• **Your task**
Reproduce the data below line for line, with no changes.

--- start of Excerpted records ---

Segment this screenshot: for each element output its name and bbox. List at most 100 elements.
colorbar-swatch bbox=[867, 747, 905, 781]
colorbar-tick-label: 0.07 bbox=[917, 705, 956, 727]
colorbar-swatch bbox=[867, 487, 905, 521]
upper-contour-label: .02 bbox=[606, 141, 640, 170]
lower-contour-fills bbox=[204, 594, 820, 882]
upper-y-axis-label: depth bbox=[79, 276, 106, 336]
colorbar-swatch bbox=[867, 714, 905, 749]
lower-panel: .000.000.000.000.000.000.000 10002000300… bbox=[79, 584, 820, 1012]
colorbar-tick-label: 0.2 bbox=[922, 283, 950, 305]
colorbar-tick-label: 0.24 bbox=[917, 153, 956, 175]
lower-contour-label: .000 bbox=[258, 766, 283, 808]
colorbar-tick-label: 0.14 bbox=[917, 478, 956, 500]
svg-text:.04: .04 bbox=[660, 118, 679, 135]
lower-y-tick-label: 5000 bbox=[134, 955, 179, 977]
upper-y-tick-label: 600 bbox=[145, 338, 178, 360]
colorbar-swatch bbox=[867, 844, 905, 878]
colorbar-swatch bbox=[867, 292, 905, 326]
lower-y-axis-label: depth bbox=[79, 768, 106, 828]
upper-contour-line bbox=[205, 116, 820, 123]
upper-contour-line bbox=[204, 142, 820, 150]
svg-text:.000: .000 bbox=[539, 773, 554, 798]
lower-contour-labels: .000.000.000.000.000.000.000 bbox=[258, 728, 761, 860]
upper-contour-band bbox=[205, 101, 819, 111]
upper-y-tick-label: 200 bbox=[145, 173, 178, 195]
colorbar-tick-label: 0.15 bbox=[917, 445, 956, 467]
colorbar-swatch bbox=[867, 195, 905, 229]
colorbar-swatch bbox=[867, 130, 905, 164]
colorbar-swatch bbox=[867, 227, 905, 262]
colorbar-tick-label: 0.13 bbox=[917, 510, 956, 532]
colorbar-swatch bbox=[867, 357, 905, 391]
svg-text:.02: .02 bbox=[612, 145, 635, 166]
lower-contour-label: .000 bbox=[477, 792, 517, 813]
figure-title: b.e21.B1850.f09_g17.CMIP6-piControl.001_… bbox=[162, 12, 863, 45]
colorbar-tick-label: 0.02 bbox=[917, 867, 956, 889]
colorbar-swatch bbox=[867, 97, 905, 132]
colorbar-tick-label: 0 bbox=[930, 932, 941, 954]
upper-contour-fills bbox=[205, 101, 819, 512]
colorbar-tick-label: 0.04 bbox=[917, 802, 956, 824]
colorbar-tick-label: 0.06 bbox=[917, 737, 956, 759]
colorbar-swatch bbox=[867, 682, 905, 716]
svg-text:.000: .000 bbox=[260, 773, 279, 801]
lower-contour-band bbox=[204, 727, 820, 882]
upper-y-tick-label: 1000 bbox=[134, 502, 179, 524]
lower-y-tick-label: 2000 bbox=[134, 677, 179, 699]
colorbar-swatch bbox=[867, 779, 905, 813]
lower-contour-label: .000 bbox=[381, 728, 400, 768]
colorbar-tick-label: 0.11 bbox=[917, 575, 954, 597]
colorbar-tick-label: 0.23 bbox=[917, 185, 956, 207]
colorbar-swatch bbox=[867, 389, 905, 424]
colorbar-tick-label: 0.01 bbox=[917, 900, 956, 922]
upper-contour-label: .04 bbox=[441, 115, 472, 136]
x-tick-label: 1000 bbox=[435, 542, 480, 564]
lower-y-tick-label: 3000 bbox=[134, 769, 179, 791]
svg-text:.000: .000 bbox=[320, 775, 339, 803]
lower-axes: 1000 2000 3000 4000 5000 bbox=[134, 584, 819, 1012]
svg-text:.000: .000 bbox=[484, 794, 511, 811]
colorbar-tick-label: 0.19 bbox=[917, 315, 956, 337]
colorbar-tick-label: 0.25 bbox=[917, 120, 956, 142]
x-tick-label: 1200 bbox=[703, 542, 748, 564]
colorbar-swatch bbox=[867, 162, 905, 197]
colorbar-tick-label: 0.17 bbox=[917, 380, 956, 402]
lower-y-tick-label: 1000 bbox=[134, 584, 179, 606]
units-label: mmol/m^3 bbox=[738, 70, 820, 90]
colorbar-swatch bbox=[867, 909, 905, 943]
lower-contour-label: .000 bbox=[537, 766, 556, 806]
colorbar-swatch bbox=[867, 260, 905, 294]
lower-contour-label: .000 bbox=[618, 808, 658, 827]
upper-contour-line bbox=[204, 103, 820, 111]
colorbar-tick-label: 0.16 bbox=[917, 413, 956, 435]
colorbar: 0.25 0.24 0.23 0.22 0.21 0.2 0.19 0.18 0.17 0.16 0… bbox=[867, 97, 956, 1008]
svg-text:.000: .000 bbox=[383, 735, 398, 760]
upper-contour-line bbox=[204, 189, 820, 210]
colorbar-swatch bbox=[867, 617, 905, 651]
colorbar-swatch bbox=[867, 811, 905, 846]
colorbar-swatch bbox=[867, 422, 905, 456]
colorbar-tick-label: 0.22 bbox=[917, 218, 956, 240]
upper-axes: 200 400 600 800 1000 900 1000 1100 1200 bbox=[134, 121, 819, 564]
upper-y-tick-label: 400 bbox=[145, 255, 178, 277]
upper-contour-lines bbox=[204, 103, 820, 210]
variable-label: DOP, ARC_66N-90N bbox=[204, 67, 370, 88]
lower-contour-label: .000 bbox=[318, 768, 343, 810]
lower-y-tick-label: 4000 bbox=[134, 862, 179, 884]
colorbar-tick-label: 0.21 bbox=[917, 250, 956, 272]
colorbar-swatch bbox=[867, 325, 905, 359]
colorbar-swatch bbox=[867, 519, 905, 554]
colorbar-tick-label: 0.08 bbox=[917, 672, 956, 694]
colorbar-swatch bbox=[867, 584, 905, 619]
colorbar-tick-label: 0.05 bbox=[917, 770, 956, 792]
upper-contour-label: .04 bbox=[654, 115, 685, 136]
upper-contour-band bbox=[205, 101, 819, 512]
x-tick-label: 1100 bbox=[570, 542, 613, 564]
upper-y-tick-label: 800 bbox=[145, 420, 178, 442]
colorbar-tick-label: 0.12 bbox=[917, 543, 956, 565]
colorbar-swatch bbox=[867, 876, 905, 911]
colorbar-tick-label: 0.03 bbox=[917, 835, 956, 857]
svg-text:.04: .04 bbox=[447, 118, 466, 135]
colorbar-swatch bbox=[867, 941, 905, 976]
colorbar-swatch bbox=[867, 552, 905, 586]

--- end of Excerpted records ---

• **Correct response**
Segment this screenshot: for each element output its name and bbox. List at most 100 elements.
colorbar-swatch bbox=[867, 747, 905, 781]
colorbar-tick-label: 0.07 bbox=[917, 705, 956, 727]
colorbar-swatch bbox=[867, 487, 905, 521]
upper-contour-label: .02 bbox=[606, 141, 640, 170]
lower-contour-fills bbox=[204, 594, 820, 882]
upper-y-axis-label: depth bbox=[79, 276, 106, 336]
colorbar-swatch bbox=[867, 714, 905, 749]
lower-panel: .000.000.000.000.000.000.000 10002000300… bbox=[79, 584, 820, 1012]
colorbar-tick-label: 0.2 bbox=[922, 283, 950, 305]
colorbar-tick-label: 0.24 bbox=[917, 153, 956, 175]
lower-contour-label: .000 bbox=[258, 766, 283, 808]
colorbar-tick-label: 0.14 bbox=[917, 478, 956, 500]
svg-text:.04: .04 bbox=[660, 118, 679, 135]
lower-y-tick-label: 5000 bbox=[134, 955, 179, 977]
upper-y-tick-label: 600 bbox=[145, 338, 178, 360]
colorbar-swatch bbox=[867, 844, 905, 878]
colorbar-swatch bbox=[867, 292, 905, 326]
lower-y-axis-label: depth bbox=[79, 768, 106, 828]
upper-contour-line bbox=[205, 116, 820, 123]
upper-contour-line bbox=[204, 142, 820, 150]
svg-text:.000: .000 bbox=[539, 773, 554, 798]
lower-contour-labels: .000.000.000.000.000.000.000 bbox=[258, 728, 761, 860]
upper-contour-band bbox=[205, 101, 819, 111]
upper-y-tick-label: 200 bbox=[145, 173, 178, 195]
colorbar-tick-label: 0.15 bbox=[917, 445, 956, 467]
colorbar-swatch bbox=[867, 195, 905, 229]
colorbar-swatch bbox=[867, 130, 905, 164]
colorbar-swatch bbox=[867, 227, 905, 262]
colorbar-tick-label: 0.13 bbox=[917, 510, 956, 532]
colorbar-swatch bbox=[867, 357, 905, 391]
svg-text:.02: .02 bbox=[612, 145, 635, 166]
lower-contour-label: .000 bbox=[477, 792, 517, 813]
figure-title: b.e21.B1850.f09_g17.CMIP6-piControl.001_… bbox=[162, 12, 863, 45]
colorbar-tick-label: 0.02 bbox=[917, 867, 956, 889]
colorbar-swatch bbox=[867, 97, 905, 132]
colorbar-tick-label: 0 bbox=[930, 932, 941, 954]
upper-contour-fills bbox=[205, 101, 819, 512]
colorbar-tick-label: 0.04 bbox=[917, 802, 956, 824]
colorbar-tick-label: 0.06 bbox=[917, 737, 956, 759]
colorbar-swatch bbox=[867, 682, 905, 716]
svg-text:.000: .000 bbox=[260, 773, 279, 801]
lower-contour-band bbox=[204, 727, 820, 882]
upper-y-tick-label: 1000 bbox=[134, 502, 179, 524]
lower-y-tick-label: 2000 bbox=[134, 677, 179, 699]
colorbar-swatch bbox=[867, 779, 905, 813]
lower-contour-label: .000 bbox=[381, 728, 400, 768]
colorbar-tick-label: 0.11 bbox=[917, 575, 954, 597]
colorbar-tick-label: 0.23 bbox=[917, 185, 956, 207]
colorbar-swatch bbox=[867, 389, 905, 424]
colorbar-tick-label: 0.01 bbox=[917, 900, 956, 922]
upper-contour-label: .04 bbox=[441, 115, 472, 136]
x-tick-label: 1000 bbox=[435, 542, 480, 564]
lower-y-tick-label: 3000 bbox=[134, 769, 179, 791]
svg-text:.000: .000 bbox=[320, 775, 339, 803]
lower-axes: 1000 2000 3000 4000 5000 bbox=[134, 584, 819, 1012]
svg-text:.000: .000 bbox=[484, 794, 511, 811]
colorbar-tick-label: 0.19 bbox=[917, 315, 956, 337]
colorbar-tick-label: 0.25 bbox=[917, 120, 956, 142]
x-tick-label: 1200 bbox=[703, 542, 748, 564]
colorbar-swatch bbox=[867, 162, 905, 197]
colorbar-tick-label: 0.17 bbox=[917, 380, 956, 402]
lower-y-tick-label: 1000 bbox=[134, 584, 179, 606]
units-label: mmol/m^3 bbox=[738, 70, 820, 90]
colorbar-swatch bbox=[867, 909, 905, 943]
lower-contour-label: .000 bbox=[537, 766, 556, 806]
colorbar-swatch bbox=[867, 260, 905, 294]
lower-contour-label: .000 bbox=[618, 808, 658, 827]
upper-contour-line bbox=[204, 103, 820, 111]
colorbar-tick-label: 0.16 bbox=[917, 413, 956, 435]
colorbar: 0.25 0.24 0.23 0.22 0.21 0.2 0.19 0.18 0.17 0.16 0… bbox=[867, 97, 956, 1008]
svg-text:.000: .000 bbox=[383, 735, 398, 760]
upper-contour-line bbox=[204, 189, 820, 210]
colorbar-swatch bbox=[867, 617, 905, 651]
colorbar-swatch bbox=[867, 811, 905, 846]
colorbar-swatch bbox=[867, 422, 905, 456]
colorbar-tick-label: 0.22 bbox=[917, 218, 956, 240]
upper-axes: 200 400 600 800 1000 900 1000 1100 1200 bbox=[134, 121, 819, 564]
upper-y-tick-label: 400 bbox=[145, 255, 178, 277]
upper-contour-lines bbox=[204, 103, 820, 210]
variable-label: DOP, ARC_66N-90N bbox=[204, 67, 370, 88]
lower-contour-label: .000 bbox=[318, 768, 343, 810]
lower-y-tick-label: 4000 bbox=[134, 862, 179, 884]
colorbar-tick-label: 0.21 bbox=[917, 250, 956, 272]
colorbar-swatch bbox=[867, 325, 905, 359]
colorbar-swatch bbox=[867, 519, 905, 554]
colorbar-tick-label: 0.08 bbox=[917, 672, 956, 694]
colorbar-swatch bbox=[867, 584, 905, 619]
colorbar-tick-label: 0.05 bbox=[917, 770, 956, 792]
upper-contour-label: .04 bbox=[654, 115, 685, 136]
upper-contour-band bbox=[205, 101, 819, 512]
x-tick-label: 1100 bbox=[570, 542, 613, 564]
upper-y-tick-label: 800 bbox=[145, 420, 178, 442]
colorbar-tick-label: 0.12 bbox=[917, 543, 956, 565]
colorbar-swatch bbox=[867, 876, 905, 911]
colorbar-tick-label: 0.03 bbox=[917, 835, 956, 857]
svg-text:.04: .04 bbox=[447, 118, 466, 135]
colorbar-swatch bbox=[867, 941, 905, 976]
colorbar-swatch bbox=[867, 552, 905, 586]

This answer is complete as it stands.